Your instructions: Find the string "text" and gather every line that holds it.

----

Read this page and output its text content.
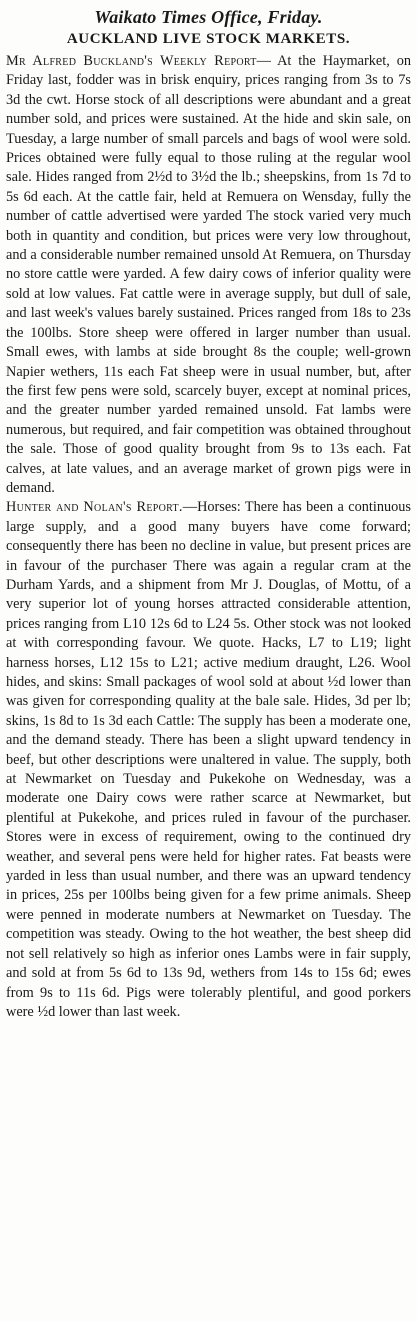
Waikato Times Office, Friday.
AUCKLAND LIVE STOCK MARKETS.

Mr Alfred Buckland's Weekly Report— At the Haymarket, on Friday last, fodder was in brisk enquiry, prices ranging from 3s to 7s 3d the cwt. Horse stock of all descriptions were abundant and a great number sold, and prices were sustained. At the hide and skin sale, on Tuesday, a large number of small parcels and bags of wool were sold. Prices obtained were fully equal to those ruling at the regular wool sale. Hides ranged from 2½d to 3½d the lb.; sheepskins, from 1s 7d to 5s 6d each. At the cattle fair, held at Remuera on Wensday, fully the number of cattle advertised were yarded The stock varied very much both in quantity and condition, but prices were very low throughout, and a considerable number remained unsold At Remuera, on Thursday no store cattle were yarded. A few dairy cows of inferior quality were sold at low values. Fat cattle were in average supply, but dull of sale, and last week's values barely sustained. Prices ranged from 18s to 23s the 100lbs. Store sheep were offered in larger number than usual. Small ewes, with lambs at side brought 8s the couple; well-grown Napier wethers, 11s each Fat sheep were in usual number, but, after the first few pens were sold, scarcely buyer, except at nominal prices, and the greater number yarded remained unsold. Fat lambs were numerous, but required, and fair competition was obtained throughout the sale. Those of good quality brought from 9s to 13s each. Fat calves, at late values, and an average market of grown pigs were in demand.

Hunter and Nolan's Report.—Horses: There has been a continuous large supply, and a good many buyers have come forward; consequently there has been no decline in value, but present prices are in favour of the purchaser There was again a regular cram at the Durham Yards, and a shipment from Mr J. Douglas, of Mottu, of a very superior lot of young horses attracted considerable attention, prices ranging from L10 12s 6d to L24 5s. Other stock was not looked at with corresponding favour. We quote. Hacks, L7 to L19; light harness horses, L12 15s to L21; active medium draught, L26. Wool hides, and skins: Small packages of wool sold at about ½d lower than was given for corresponding quality at the bale sale. Hides, 3d per lb; skins, 1s 8d to 1s 3d each Cattle: The supply has been a moderate one, and the demand steady. There has been a slight upward tendency in beef, but other descriptions were unaltered in value. The supply, both at Newmarket on Tuesday and Pukekohe on Wednesday, was a moderate one Dairy cows were rather scarce at Newmarket, but plentiful at Pukekohe, and prices ruled in favour of the purchaser. Stores were in excess of requirement, owing to the continued dry weather, and several pens were held for higher rates. Fat beasts were yarded in less than usual number, and there was an upward tendency in prices, 25s per 100lbs being given for a few prime animals. Sheep were penned in moderate numbers at Newmarket on Tuesday. The competition was steady. Owing to the hot weather, the best sheep did not sell relatively so high as inferior ones Lambs were in fair supply, and sold at from 5s 6d to 13s 9d, wethers from 14s to 15s 6d; ewes from 9s to 11s 6d. Pigs were tolerably plentiful, and good porkers were ½d lower than last week.
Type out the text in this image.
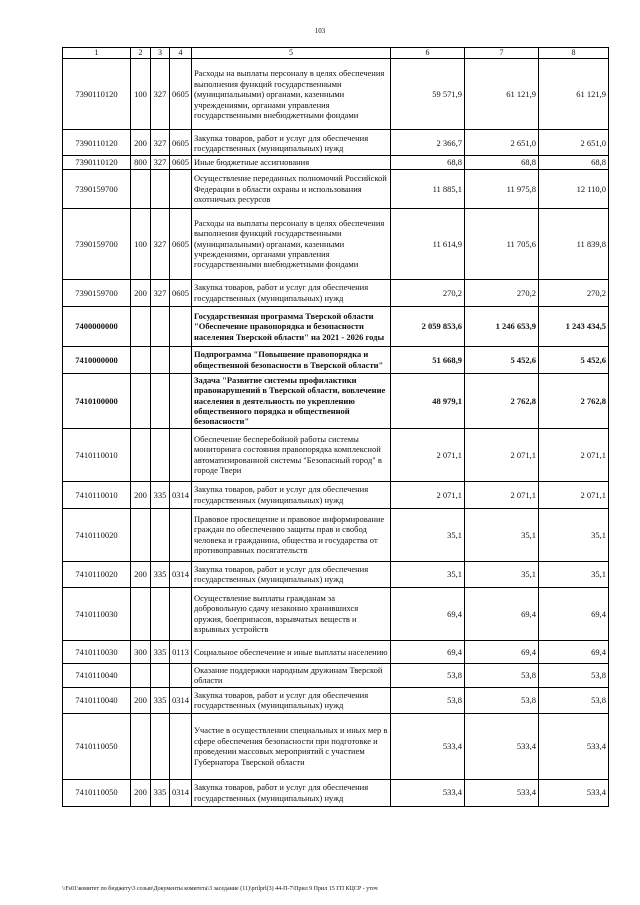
103
1	2	3	4	5	6	7	8
7390110120	100	327	0605	Расходы на выплаты персоналу в целях обеспечения выполнения функций государственными (муниципальными) органами, казенными учреждениями, органами управления государственными внебюджетными фондами	59 571,9	61 121,9	61 121,9
7390110120	200	327	0605	Закупка товаров, работ и услуг для обеспечения государственных (муниципальных) нужд	2 366,7	2 651,0	2 651,0
7390110120	800	327	0605	Иные бюджетные ассигнования	68,8	68,8	68,8
7390159700				Осуществление переданных полномочий Российской Федерации в области охраны и использования охотничьих ресурсов	11 885,1	11 975,8	12 110,0
7390159700	100	327	0605	Расходы на выплаты персоналу в целях обеспечения выполнения функций государственными (муниципальными) органами, казенными учреждениями, органами управления государственными внебюджетными фондами	11 614,9	11 705,6	11 839,8
7390159700	200	327	0605	Закупка товаров, работ и услуг для обеспечения государственных (муниципальных) нужд	270,2	270,2	270,2
7400000000				Государственная программа Тверской области "Обеспечение правопорядка и безопасности населения Тверской области" на 2021 - 2026 годы	2 059 853,6	1 246 653,9	1 243 434,5
7410000000				Подпрограмма "Повышение правопорядка и общественной безопасности в Тверской области"	51 668,9	5 452,6	5 452,6
7410100000				Задача "Развитие системы профилактики правонарушений в Тверской области, вовлечение населения в деятельность по укреплению общественного порядка и общественной безопасности"	48 979,1	2 762,8	2 762,8
7410110010				Обеспечение бесперебойной работы системы мониторинга состояния правопорядка комплексной автоматизированной системы "Безопасный город" в городе Твери	2 071,1	2 071,1	2 071,1
7410110010	200	335	0314	Закупка товаров, работ и услуг для обеспечения государственных (муниципальных) нужд	2 071,1	2 071,1	2 071,1
7410110020				Правовое просвещение и правовое информирование граждан по обеспечению защиты прав и свобод человека и гражданина, общества и государства от противоправных посягательств	35,1	35,1	35,1
7410110020	200	335	0314	Закупка товаров, работ и услуг для обеспечения государственных (муниципальных) нужд	35,1	35,1	35,1
7410110030				Осуществление выплаты гражданам за добровольную сдачу незаконно хранившихся оружия, боеприпасов, взрывчатых веществ и взрывных устройств	69,4	69,4	69,4
7410110030	300	335	0113	Социальное обеспечение и иные выплаты населению	69,4	69,4	69,4
7410110040				Оказание поддержки народным дружинам Тверской области	53,8	53,8	53,8
7410110040	200	335	0314	Закупка товаров, работ и услуг для обеспечения государственных (муниципальных) нужд	53,8	53,8	53,8
7410110050				Участие в осуществлении специальных и иных мер в сфере обеспечения безопасности при подготовке и проведении массовых мероприятий с участием Губернатора Тверской области	533,4	533,4	533,4
7410110050	200	335	0314	Закупка товаров, работ и услуг для обеспечения государственных (муниципальных) нужд	533,4	533,4	533,4
\\Fs01\комитет по бюджету\3 созыв\Документы комитета\3 заседание (11)\prilprl(3) 44-П-7\Прил 9 Прил 15 ГП КЦСР - уточ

----

Result:
Read this page and output its text content.
Type out the text in this image.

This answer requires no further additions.